* [MATERIAL FOR THIS TASK]
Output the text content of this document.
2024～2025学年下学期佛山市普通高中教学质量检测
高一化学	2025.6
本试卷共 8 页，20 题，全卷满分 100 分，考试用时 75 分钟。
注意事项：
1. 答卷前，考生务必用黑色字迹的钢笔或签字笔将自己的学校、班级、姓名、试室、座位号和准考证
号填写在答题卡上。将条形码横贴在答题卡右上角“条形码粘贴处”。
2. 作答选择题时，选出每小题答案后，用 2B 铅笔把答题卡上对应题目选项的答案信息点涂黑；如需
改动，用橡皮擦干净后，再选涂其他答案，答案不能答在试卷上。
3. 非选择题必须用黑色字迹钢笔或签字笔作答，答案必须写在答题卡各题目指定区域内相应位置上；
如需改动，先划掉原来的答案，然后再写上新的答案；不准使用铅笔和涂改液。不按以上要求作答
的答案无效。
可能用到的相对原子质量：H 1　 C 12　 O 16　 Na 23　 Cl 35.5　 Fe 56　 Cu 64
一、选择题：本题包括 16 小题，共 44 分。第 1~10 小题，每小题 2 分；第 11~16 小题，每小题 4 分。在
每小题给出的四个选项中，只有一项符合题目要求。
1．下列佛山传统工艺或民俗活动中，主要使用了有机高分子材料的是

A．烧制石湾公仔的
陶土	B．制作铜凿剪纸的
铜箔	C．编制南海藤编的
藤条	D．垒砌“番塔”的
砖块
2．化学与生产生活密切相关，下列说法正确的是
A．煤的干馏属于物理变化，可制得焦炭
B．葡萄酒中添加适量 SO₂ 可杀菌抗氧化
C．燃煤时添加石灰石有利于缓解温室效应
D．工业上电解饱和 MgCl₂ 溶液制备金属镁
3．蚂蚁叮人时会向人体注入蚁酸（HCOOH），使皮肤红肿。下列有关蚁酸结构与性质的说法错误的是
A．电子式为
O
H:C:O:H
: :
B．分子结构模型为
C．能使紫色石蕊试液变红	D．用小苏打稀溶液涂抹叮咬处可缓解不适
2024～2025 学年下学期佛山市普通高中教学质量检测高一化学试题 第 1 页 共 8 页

* [TASK INSTRUCTIONS] Copy out the whole listing exactly.

* [COMPLETE OUTPUT]
Output the text content of this document.
2024～2025学年下学期佛山市普通高中教学质量检测
高一化学	2025.6
本试卷共 8 页，20 题，全卷满分 100 分，考试用时 75 分钟。
注意事项：
1. 答卷前，考生务必用黑色字迹的钢笔或签字笔将自己的学校、班级、姓名、试室、座位号和准考证
号填写在答题卡上。将条形码横贴在答题卡右上角“条形码粘贴处”。
2. 作答选择题时，选出每小题答案后，用 2B 铅笔把答题卡上对应题目选项的答案信息点涂黑；如需
改动，用橡皮擦干净后，再选涂其他答案，答案不能答在试卷上。
3. 非选择题必须用黑色字迹钢笔或签字笔作答，答案必须写在答题卡各题目指定区域内相应位置上；
如需改动，先划掉原来的答案，然后再写上新的答案；不准使用铅笔和涂改液。不按以上要求作答
的答案无效。
可能用到的相对原子质量：H 1　 C 12　 O 16　 Na 23　 Cl 35.5　 Fe 56　 Cu 64
一、选择题：本题包括 16 小题，共 44 分。第 1~10 小题，每小题 2 分；第 11~16 小题，每小题 4 分。在
每小题给出的四个选项中，只有一项符合题目要求。
1．下列佛山传统工艺或民俗活动中，主要使用了有机高分子材料的是

A．烧制石湾公仔的
陶土	B．制作铜凿剪纸的
铜箔	C．编制南海藤编的
藤条	D．垒砌“番塔”的
砖块
2．化学与生产生活密切相关，下列说法正确的是
A．煤的干馏属于物理变化，可制得焦炭
B．葡萄酒中添加适量 SO₂ 可杀菌抗氧化
C．燃煤时添加石灰石有利于缓解温室效应
D．工业上电解饱和 MgCl₂ 溶液制备金属镁
3．蚂蚁叮人时会向人体注入蚁酸（HCOOH），使皮肤红肿。下列有关蚁酸结构与性质的说法错误的是
A．电子式为
O
H:C:O:H
: :
B．分子结构模型为
C．能使紫色石蕊试液变红	D．用小苏打稀溶液涂抹叮咬处可缓解不适
2024～2025 学年下学期佛山市普通高中教学质量检测高一化学试题 第 1 页 共 8 页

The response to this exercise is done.